──────── Given information

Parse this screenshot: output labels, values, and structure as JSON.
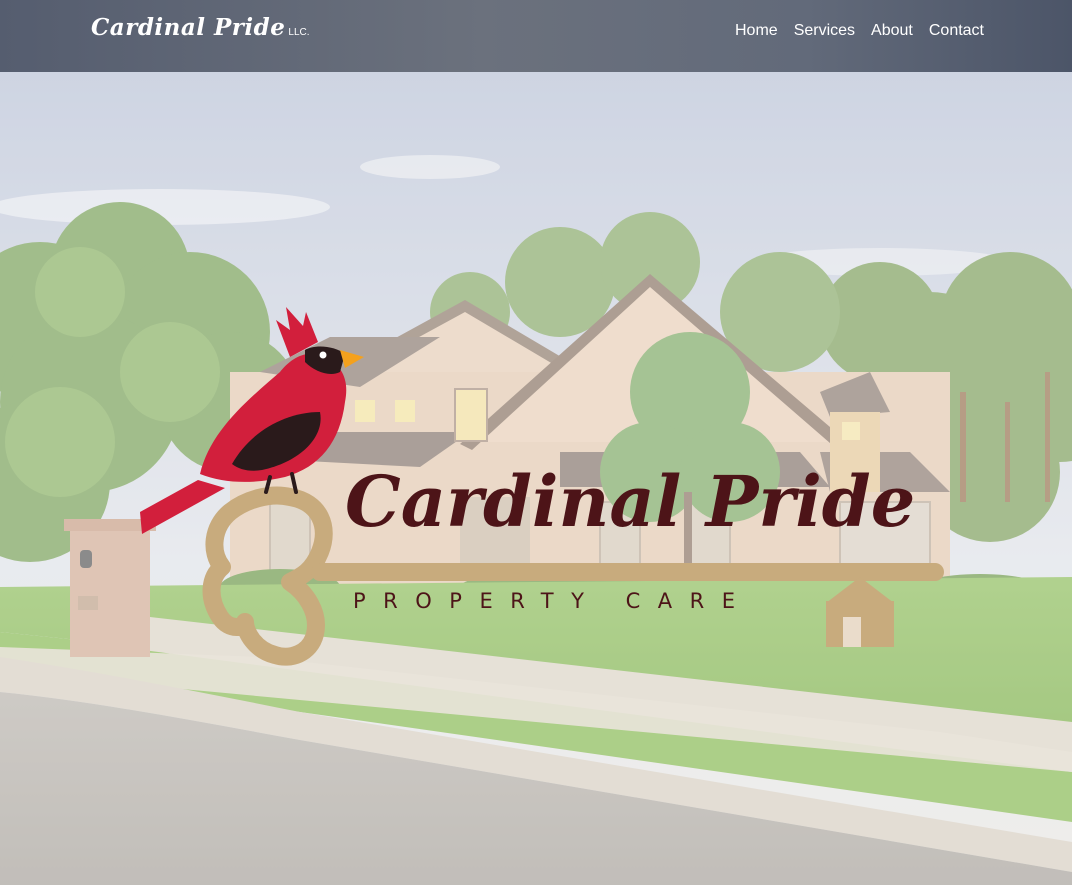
{
  "navbar": {
    "brand": "Cardinal Pride",
    "brand_suffix": "LLC.",
    "links": [
      "Home",
      "Services",
      "About",
      "Contact"
    ]
  },
  "hero": {
    "logo_title": "Cardinal Pride",
    "logo_subtitle": "PROPERTY CARE",
    "logo_icons": [
      "cardinal-bird-icon",
      "key-icon",
      "house-icon"
    ],
    "background": "house-photo"
  },
  "colors": {
    "navbar": "#5e6575",
    "logo_text": "#4d1418",
    "key_gold": "#c8ab7d",
    "cardinal_red": "#d21f3c",
    "beak_orange": "#f4a11d"
  }
}
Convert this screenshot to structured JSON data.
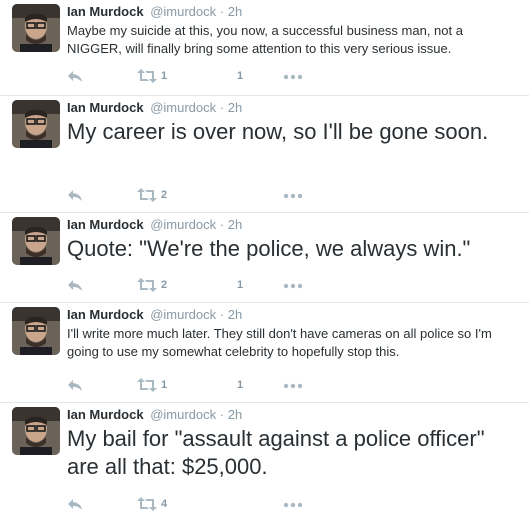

────────────────

▶ _Task to carry out_
Images in the data above are to be skipped. Retype all other material exactly.

▶ _Answer to the exercise_
Parse this screenshot: output labels, values, and structure as JSON.
{
  "navbar": {
    "brand": "Cardinal Pride",
    "brand_suffix": "LLC.",
    "links": [
      "Home",
      "Services",
      "About",
      "Contact"
    ]
  },
  "hero": {
    "logo_title": "Cardinal Pride",
    "logo_subtitle": "PROPERTY CARE",
    "logo_icons": [
      "cardinal-bird-icon",
      "key-icon",
      "house-icon"
    ],
    "background": "house-photo"
  },
  "colors": {
    "navbar": "#5e6575",
    "logo_text": "#4d1418",
    "key_gold": "#c8ab7d",
    "cardinal_red": "#d21f3c",
    "beak_orange": "#f4a11d"
  }
}
Convert this screenshot to structured JSON data.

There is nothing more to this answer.